:: WHAT NEEDS TO BE DONE ::
In the records, replace "folder" with "directory" in the stretch from the line containing "new-folder-button[interactable]: New <box>481" through the line containing "nav-file-transfer[interactable]: ▶ File", and give those lines again with nothing else changed.

:: TASK INPUT ::
[start]
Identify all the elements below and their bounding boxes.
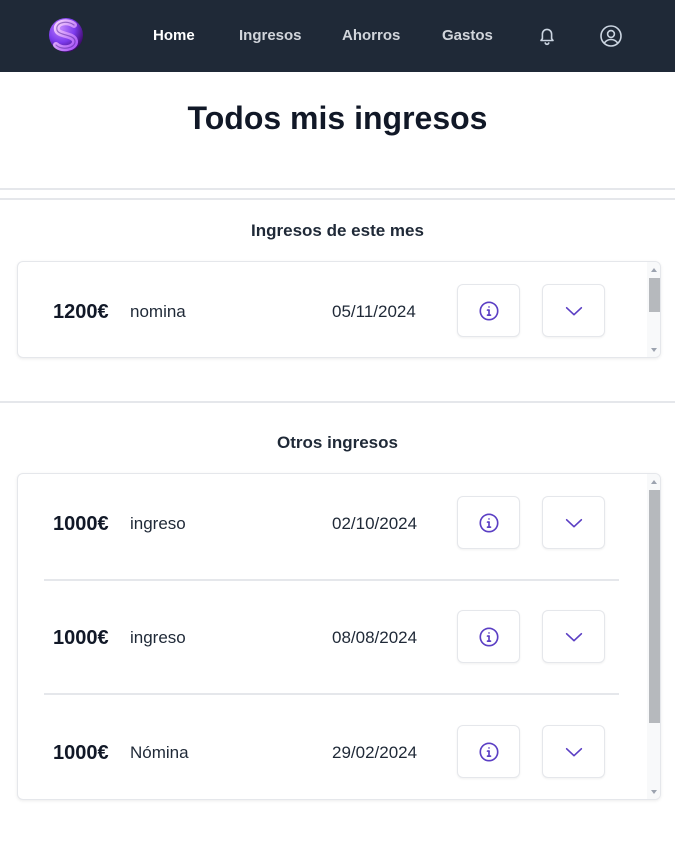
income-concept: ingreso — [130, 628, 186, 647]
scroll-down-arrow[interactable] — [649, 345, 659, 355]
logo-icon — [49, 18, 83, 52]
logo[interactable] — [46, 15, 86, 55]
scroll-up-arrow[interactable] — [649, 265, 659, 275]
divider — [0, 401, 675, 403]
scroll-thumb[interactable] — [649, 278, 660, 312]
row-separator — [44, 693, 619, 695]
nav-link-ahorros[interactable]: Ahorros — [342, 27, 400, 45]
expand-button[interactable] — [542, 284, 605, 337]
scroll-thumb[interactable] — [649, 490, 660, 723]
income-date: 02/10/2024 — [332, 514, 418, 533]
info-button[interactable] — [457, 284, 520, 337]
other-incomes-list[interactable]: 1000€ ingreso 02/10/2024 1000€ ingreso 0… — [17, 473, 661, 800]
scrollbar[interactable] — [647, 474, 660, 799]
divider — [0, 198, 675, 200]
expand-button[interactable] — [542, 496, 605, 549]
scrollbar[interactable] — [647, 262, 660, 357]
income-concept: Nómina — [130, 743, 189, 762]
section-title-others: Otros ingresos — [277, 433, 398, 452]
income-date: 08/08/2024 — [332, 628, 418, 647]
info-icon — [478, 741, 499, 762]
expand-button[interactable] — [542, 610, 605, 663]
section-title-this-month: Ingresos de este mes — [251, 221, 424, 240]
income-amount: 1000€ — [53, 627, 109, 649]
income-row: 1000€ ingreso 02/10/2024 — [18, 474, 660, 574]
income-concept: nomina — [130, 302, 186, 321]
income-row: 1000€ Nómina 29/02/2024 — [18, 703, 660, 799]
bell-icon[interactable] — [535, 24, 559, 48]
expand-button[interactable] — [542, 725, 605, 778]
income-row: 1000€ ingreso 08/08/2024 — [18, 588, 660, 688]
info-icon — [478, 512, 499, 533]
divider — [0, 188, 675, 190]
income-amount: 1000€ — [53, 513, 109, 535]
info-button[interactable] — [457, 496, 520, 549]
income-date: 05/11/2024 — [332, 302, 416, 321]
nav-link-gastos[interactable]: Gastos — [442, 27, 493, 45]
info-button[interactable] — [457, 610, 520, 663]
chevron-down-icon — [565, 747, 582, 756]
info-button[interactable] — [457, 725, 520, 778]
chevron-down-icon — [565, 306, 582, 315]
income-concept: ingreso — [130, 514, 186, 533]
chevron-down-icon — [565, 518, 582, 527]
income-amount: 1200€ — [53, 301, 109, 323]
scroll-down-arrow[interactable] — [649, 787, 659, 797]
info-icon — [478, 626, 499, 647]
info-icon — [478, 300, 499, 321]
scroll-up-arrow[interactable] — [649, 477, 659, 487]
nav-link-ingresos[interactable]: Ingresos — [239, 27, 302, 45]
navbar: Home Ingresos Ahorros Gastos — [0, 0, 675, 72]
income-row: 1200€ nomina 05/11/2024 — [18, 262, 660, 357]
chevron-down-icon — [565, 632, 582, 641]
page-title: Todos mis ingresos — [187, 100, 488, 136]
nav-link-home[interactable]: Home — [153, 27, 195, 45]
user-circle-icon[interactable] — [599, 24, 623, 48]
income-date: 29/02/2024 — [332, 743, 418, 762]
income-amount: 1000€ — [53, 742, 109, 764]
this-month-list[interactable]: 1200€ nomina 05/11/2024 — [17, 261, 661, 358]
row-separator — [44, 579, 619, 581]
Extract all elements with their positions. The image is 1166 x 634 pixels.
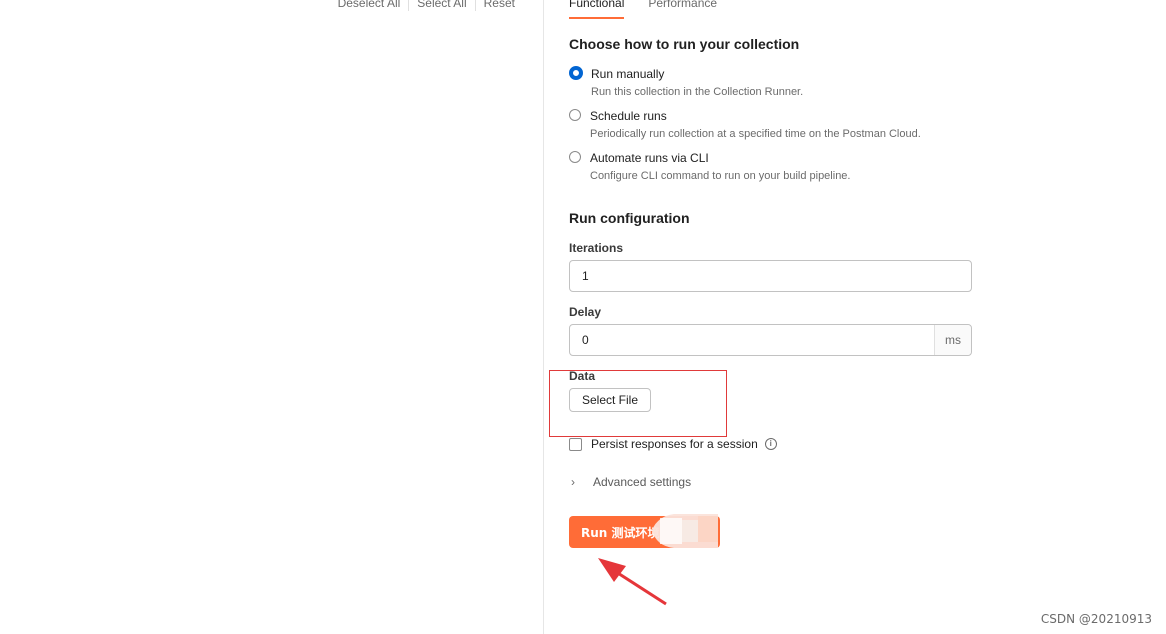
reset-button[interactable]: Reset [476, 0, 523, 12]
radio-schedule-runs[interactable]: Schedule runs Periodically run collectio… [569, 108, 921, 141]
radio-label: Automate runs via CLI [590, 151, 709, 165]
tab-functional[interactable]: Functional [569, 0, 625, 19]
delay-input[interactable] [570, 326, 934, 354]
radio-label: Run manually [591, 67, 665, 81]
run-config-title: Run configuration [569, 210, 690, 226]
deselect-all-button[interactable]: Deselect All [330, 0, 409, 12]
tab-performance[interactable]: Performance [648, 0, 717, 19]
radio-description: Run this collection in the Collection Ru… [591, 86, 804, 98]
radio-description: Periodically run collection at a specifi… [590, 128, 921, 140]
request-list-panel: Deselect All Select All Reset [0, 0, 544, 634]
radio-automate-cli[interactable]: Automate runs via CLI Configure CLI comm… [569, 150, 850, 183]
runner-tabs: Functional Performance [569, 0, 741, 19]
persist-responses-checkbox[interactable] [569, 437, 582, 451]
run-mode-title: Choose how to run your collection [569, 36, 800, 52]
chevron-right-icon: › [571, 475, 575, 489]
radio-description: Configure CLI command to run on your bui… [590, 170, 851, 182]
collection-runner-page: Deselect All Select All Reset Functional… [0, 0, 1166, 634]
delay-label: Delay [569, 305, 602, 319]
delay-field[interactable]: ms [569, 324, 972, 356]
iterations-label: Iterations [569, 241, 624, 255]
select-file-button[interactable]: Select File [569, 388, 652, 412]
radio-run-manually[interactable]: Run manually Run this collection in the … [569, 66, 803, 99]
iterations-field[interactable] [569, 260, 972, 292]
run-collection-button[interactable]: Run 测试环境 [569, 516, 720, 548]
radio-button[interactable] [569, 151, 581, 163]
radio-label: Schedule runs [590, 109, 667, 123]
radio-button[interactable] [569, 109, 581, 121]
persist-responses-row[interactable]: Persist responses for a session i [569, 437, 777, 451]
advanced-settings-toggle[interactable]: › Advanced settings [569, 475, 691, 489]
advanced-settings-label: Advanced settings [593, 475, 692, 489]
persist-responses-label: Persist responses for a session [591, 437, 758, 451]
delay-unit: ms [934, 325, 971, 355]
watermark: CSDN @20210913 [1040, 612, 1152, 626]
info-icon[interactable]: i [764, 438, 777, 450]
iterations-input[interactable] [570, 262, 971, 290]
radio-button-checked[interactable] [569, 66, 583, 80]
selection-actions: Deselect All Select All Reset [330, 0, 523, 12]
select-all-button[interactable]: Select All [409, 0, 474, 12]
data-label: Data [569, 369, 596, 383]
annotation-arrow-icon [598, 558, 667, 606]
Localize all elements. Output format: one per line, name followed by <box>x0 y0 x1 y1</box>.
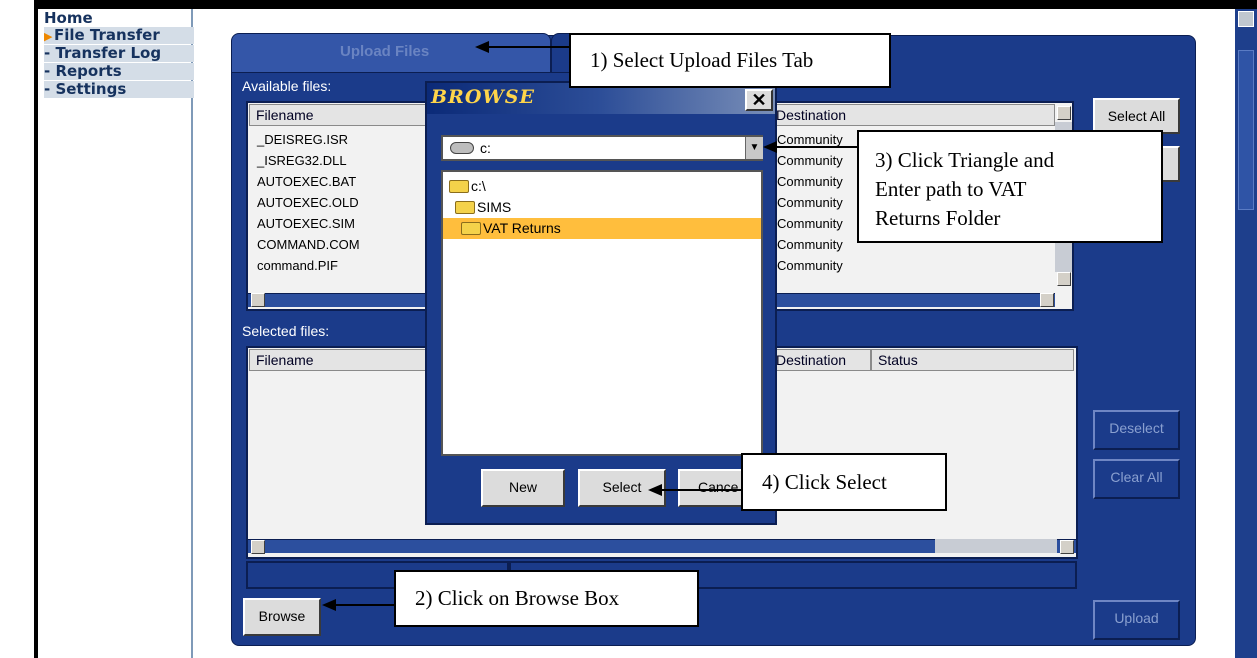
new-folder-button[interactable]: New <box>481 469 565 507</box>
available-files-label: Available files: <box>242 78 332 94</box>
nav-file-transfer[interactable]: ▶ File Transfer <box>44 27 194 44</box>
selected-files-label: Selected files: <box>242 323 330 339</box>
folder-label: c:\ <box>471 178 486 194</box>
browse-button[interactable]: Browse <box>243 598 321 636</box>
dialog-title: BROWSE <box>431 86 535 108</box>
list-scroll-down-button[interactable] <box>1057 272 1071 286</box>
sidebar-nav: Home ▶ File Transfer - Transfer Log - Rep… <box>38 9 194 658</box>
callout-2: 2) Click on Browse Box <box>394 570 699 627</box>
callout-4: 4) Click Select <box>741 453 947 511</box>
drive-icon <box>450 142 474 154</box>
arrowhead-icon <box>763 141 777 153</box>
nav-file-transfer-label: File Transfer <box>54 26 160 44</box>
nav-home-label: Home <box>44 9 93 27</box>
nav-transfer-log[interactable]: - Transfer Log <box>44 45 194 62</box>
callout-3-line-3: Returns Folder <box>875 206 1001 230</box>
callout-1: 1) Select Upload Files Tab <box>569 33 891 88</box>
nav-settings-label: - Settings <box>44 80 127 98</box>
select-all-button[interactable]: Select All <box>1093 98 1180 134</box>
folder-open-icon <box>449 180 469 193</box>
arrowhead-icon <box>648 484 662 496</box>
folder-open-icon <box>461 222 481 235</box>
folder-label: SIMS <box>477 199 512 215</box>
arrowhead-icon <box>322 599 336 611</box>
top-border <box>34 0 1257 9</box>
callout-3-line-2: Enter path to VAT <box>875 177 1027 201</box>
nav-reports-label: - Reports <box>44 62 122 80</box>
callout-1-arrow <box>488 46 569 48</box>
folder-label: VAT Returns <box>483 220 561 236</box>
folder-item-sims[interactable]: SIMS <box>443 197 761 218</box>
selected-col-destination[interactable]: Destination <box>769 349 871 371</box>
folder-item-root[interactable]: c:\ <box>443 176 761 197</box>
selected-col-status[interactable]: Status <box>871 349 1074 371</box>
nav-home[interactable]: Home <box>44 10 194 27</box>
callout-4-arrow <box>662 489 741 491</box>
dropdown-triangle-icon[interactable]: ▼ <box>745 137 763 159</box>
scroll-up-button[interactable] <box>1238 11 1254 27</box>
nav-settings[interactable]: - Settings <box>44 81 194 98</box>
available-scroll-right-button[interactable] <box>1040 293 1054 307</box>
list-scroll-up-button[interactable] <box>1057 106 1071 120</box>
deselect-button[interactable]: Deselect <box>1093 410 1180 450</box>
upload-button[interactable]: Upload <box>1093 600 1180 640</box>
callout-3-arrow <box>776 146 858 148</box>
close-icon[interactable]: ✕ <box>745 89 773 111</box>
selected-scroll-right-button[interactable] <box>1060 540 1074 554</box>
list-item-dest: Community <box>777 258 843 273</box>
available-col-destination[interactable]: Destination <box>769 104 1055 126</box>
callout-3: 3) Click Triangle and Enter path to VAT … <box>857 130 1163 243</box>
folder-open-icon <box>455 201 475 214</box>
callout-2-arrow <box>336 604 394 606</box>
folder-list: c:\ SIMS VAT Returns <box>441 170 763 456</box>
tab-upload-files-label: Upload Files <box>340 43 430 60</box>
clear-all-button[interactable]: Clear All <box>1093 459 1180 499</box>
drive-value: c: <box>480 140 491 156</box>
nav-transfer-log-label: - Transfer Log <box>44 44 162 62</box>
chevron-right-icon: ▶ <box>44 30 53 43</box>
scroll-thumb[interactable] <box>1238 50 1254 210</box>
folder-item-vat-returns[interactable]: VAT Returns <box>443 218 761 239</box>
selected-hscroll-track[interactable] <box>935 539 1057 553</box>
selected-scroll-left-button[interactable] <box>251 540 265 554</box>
[end]
:: ANSWER BELOW ::
new-directory-button[interactable]: New <box>481 469 565 507</box>
available-files-label: Available files: <box>242 78 332 94</box>
nav-file-transfer[interactable]: ▶ File Transfer <box>44 27 194 44</box>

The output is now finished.